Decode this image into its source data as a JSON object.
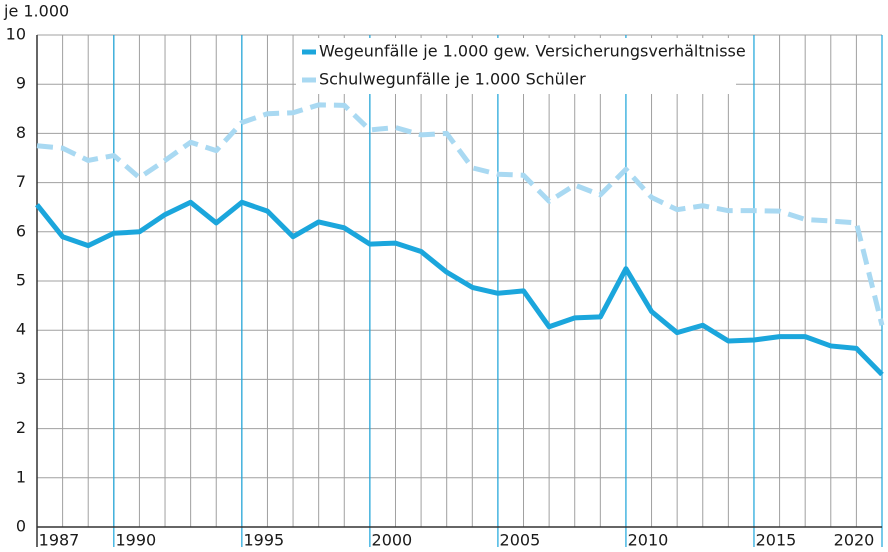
{
  "chart_data": {
    "type": "line",
    "y_axis_label": "je 1.000",
    "xlim": [
      1987,
      2020
    ],
    "xticks": [
      1987,
      1990,
      1995,
      2000,
      2005,
      2010,
      2015,
      2020
    ],
    "ylim": [
      0,
      10
    ],
    "yticks": [
      0,
      1,
      2,
      3,
      4,
      5,
      6,
      7,
      8,
      9,
      10
    ],
    "grid": true,
    "legend": "top",
    "x": [
      1987,
      1988,
      1989,
      1990,
      1991,
      1992,
      1993,
      1994,
      1995,
      1996,
      1997,
      1998,
      1999,
      2000,
      2001,
      2002,
      2003,
      2004,
      2005,
      2006,
      2007,
      2008,
      2009,
      2010,
      2011,
      2012,
      2013,
      2014,
      2015,
      2016,
      2017,
      2018,
      2019,
      2020
    ],
    "series": [
      {
        "name": "Wegeunfälle je 1.000 gew. Versicherungsverhältnisse",
        "color": "#1ba6dc",
        "dash": false,
        "values": [
          6.55,
          5.9,
          5.72,
          5.97,
          6.0,
          6.35,
          6.6,
          6.18,
          6.6,
          6.42,
          5.9,
          6.2,
          6.08,
          5.75,
          5.77,
          5.6,
          5.18,
          4.87,
          4.75,
          4.8,
          4.07,
          4.25,
          4.27,
          5.25,
          4.38,
          3.95,
          4.1,
          3.78,
          3.8,
          3.87,
          3.87,
          3.68,
          3.63,
          3.1
        ]
      },
      {
        "name": "Schulwegunfälle je 1.000 Schüler",
        "color": "#a9d9f2",
        "dash": true,
        "values": [
          7.75,
          7.7,
          7.45,
          7.55,
          7.1,
          7.45,
          7.82,
          7.65,
          8.22,
          8.4,
          8.42,
          8.58,
          8.57,
          8.07,
          8.12,
          7.97,
          8.0,
          7.3,
          7.17,
          7.15,
          6.62,
          6.95,
          6.75,
          7.27,
          6.7,
          6.45,
          6.53,
          6.43,
          6.43,
          6.42,
          6.25,
          6.22,
          6.18,
          4.1
        ]
      }
    ]
  }
}
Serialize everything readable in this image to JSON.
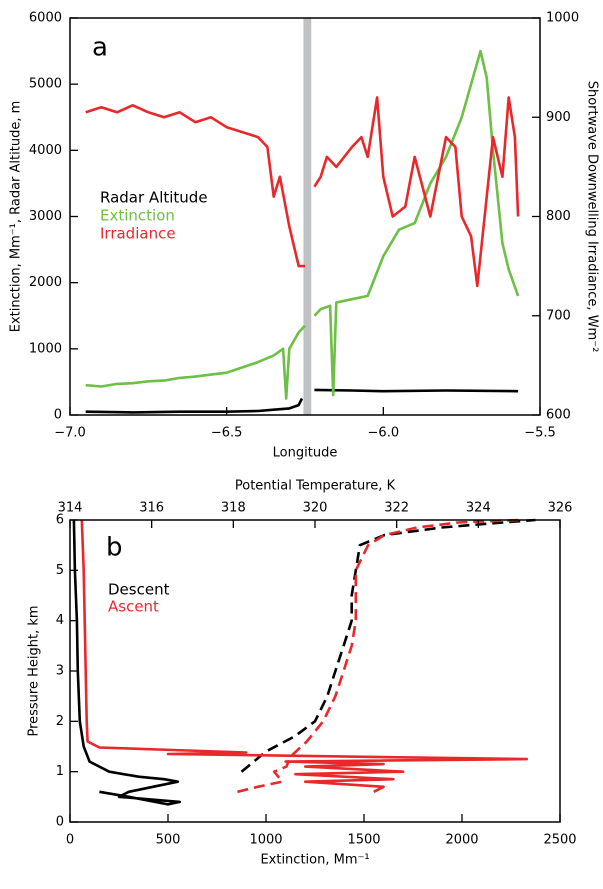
{
  "chart_data": [
    {
      "type": "line",
      "annotation": "a",
      "xlabel": "Longitude",
      "ylabel": "Extinction, Mm⁻¹, Radar Altitude, m",
      "y2label": "Shortwave Downwelling Irradiance, Wm⁻²",
      "xlim": [
        -7.0,
        -5.5
      ],
      "xticks": [
        {
          "value": -7.0,
          "label": "−7.0"
        },
        {
          "value": -6.5,
          "label": "−6.5"
        },
        {
          "value": -6.0,
          "label": "−6.0"
        },
        {
          "value": -5.5,
          "label": "−5.5"
        }
      ],
      "ylim": [
        0,
        6000
      ],
      "yticks": [
        0,
        1000,
        2000,
        3000,
        4000,
        5000,
        6000
      ],
      "y2lim": [
        600,
        1000
      ],
      "y2ticks": [
        600,
        700,
        800,
        900,
        1000
      ],
      "shaded_region": {
        "xmin": -6.255,
        "xmax": -6.23,
        "color": "#bfc1c3"
      },
      "series": [
        {
          "name": "Radar Altitude",
          "color": "#000000",
          "x": [
            -6.95,
            -6.8,
            -6.65,
            -6.5,
            -6.4,
            -6.35,
            -6.3,
            -6.27,
            -6.26,
            -6.24,
            -6.22,
            -6.1,
            -6.0,
            -5.8,
            -5.57
          ],
          "values": [
            50,
            40,
            50,
            50,
            60,
            80,
            100,
            150,
            250,
            null,
            380,
            370,
            360,
            370,
            360
          ]
        },
        {
          "name": "Extinction",
          "color": "#6dbf45",
          "x": [
            -6.95,
            -6.9,
            -6.85,
            -6.8,
            -6.75,
            -6.7,
            -6.65,
            -6.6,
            -6.55,
            -6.5,
            -6.45,
            -6.4,
            -6.35,
            -6.32,
            -6.31,
            -6.3,
            -6.27,
            -6.25,
            -6.24,
            -6.22,
            -6.2,
            -6.17,
            -6.16,
            -6.15,
            -6.1,
            -6.05,
            -6.0,
            -5.95,
            -5.9,
            -5.85,
            -5.8,
            -5.75,
            -5.72,
            -5.69,
            -5.67,
            -5.65,
            -5.62,
            -5.6,
            -5.57
          ],
          "values": [
            450,
            430,
            470,
            480,
            510,
            520,
            560,
            580,
            610,
            640,
            720,
            800,
            900,
            1000,
            250,
            1000,
            1250,
            1350,
            null,
            1500,
            1600,
            1650,
            300,
            1700,
            1750,
            1800,
            2400,
            2800,
            2900,
            3500,
            3900,
            4500,
            5000,
            5500,
            5100,
            4000,
            2600,
            2200,
            1800
          ]
        },
        {
          "name": "Irradiance",
          "color": "#e8282b",
          "axis": "y2",
          "x": [
            -6.95,
            -6.9,
            -6.85,
            -6.8,
            -6.75,
            -6.7,
            -6.65,
            -6.6,
            -6.55,
            -6.5,
            -6.45,
            -6.4,
            -6.37,
            -6.35,
            -6.33,
            -6.3,
            -6.27,
            -6.25,
            -6.24,
            -6.22,
            -6.2,
            -6.18,
            -6.15,
            -6.1,
            -6.07,
            -6.05,
            -6.02,
            -6.0,
            -5.97,
            -5.93,
            -5.9,
            -5.85,
            -5.8,
            -5.77,
            -5.75,
            -5.72,
            -5.7,
            -5.68,
            -5.65,
            -5.62,
            -5.6,
            -5.58,
            -5.57
          ],
          "values": [
            905,
            910,
            905,
            912,
            905,
            900,
            905,
            895,
            900,
            890,
            885,
            880,
            870,
            820,
            840,
            790,
            750,
            750,
            null,
            830,
            840,
            860,
            850,
            870,
            880,
            860,
            920,
            840,
            800,
            810,
            860,
            800,
            880,
            870,
            800,
            780,
            730,
            790,
            880,
            840,
            920,
            880,
            800
          ]
        }
      ]
    },
    {
      "type": "line",
      "annotation": "b",
      "xlabel": "Extinction, Mm⁻¹",
      "x2label": "Potential Temperature, K",
      "ylabel": "Pressure Height, km",
      "xlim": [
        0,
        2500
      ],
      "xticks": [
        0,
        500,
        1000,
        1500,
        2000,
        2500
      ],
      "x2lim": [
        314,
        326
      ],
      "x2ticks": [
        314,
        316,
        318,
        320,
        322,
        324,
        326
      ],
      "ylim": [
        0,
        6
      ],
      "yticks": [
        0,
        1,
        2,
        3,
        4,
        5,
        6
      ],
      "line_style": {
        "extinction": "solid",
        "potential_temperature": "dashed"
      },
      "series": [
        {
          "name": "Descent",
          "color": "#000000",
          "extinction": {
            "x": [
              20,
              25,
              35,
              40,
              50,
              70,
              100,
              200,
              350,
              480,
              550,
              300,
              250,
              560,
              500,
              300,
              150
            ],
            "y": [
              6,
              5,
              4,
              3,
              2,
              1.5,
              1.2,
              1.0,
              0.9,
              0.85,
              0.8,
              0.6,
              0.5,
              0.4,
              0.35,
              0.5,
              0.6
            ]
          },
          "potential_temperature": {
            "x": [
              318.2,
              318.8,
              319.5,
              320.0,
              320.3,
              320.5,
              320.7,
              320.9,
              320.9,
              321.0,
              321.1,
              321.7,
              323.1,
              324.6,
              325.4
            ],
            "y": [
              1.0,
              1.4,
              1.7,
              2.0,
              2.5,
              3.0,
              3.5,
              4.0,
              4.5,
              5.0,
              5.5,
              5.7,
              5.85,
              5.95,
              6.0
            ]
          }
        },
        {
          "name": "Ascent",
          "color": "#e8282b",
          "extinction": {
            "x": [
              60,
              70,
              75,
              80,
              85,
              90,
              150,
              600,
              900,
              500,
              2330,
              1100,
              1600,
              1200,
              1700,
              1150,
              1650,
              1200,
              1600,
              1550
            ],
            "y": [
              6,
              5,
              4,
              3,
              2,
              1.6,
              1.48,
              1.42,
              1.38,
              1.35,
              1.25,
              1.2,
              1.15,
              1.1,
              1.0,
              0.95,
              0.85,
              0.8,
              0.7,
              0.6
            ]
          },
          "potential_temperature": {
            "x": [
              318.1,
              318.6,
              319.2,
              319.0,
              319.3,
              319.4,
              319.8,
              320.2,
              320.5,
              320.7,
              320.9,
              321.0,
              321.0,
              321.0,
              321.3,
              321.7,
              322.5,
              323.5,
              325.0
            ],
            "y": [
              0.6,
              0.7,
              0.8,
              1.0,
              1.1,
              1.3,
              1.6,
              2.0,
              2.5,
              3.0,
              3.5,
              4.0,
              4.5,
              5.0,
              5.5,
              5.7,
              5.85,
              5.95,
              6.0
            ]
          }
        }
      ]
    }
  ]
}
+ + + + + + +
● WRITTEN INSTRUCTION: Extract each line from the entries above that contains the string "Altitude".

● OUTPUT:
      "ylabel": "Extinction, Mm⁻¹, Radar Altitude, m",
          "name": "Radar Altitude",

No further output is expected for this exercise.